**Exercise goal**
Return the records in full, exactly as given.

**Entries supplied**
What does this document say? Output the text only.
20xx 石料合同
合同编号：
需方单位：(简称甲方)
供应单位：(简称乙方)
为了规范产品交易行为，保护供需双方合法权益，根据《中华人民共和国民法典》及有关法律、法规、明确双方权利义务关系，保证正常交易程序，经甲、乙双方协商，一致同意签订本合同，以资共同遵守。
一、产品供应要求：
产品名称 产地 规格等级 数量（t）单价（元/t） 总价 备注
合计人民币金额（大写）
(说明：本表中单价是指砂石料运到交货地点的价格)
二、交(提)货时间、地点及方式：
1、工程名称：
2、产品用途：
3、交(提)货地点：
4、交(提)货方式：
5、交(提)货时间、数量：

**Exercise result**
What does this document say? Output the text only.
20xx 石料合同
合同编号：
需方单位：(简称甲方)
供应单位：(简称乙方)
为了规范产品交易行为，保护供需双方合法权益，根据《中华人民共和国民法典》及有关法律、法规、明确双方权利义务关系，保证正常交易程序，经甲、乙双方协商，一致同意签订本合同，以资共同遵守。
一、产品供应要求：
产品名称 产地 规格等级 数量（t）单价（元/t） 总价 备注
合计人民币金额（大写）
(说明：本表中单价是指砂石料运到交货地点的价格)
二、交(提)货时间、地点及方式：
1、工程名称：
2、产品用途：
3、交(提)货地点：
4、交(提)货方式：
5、交(提)货时间、数量：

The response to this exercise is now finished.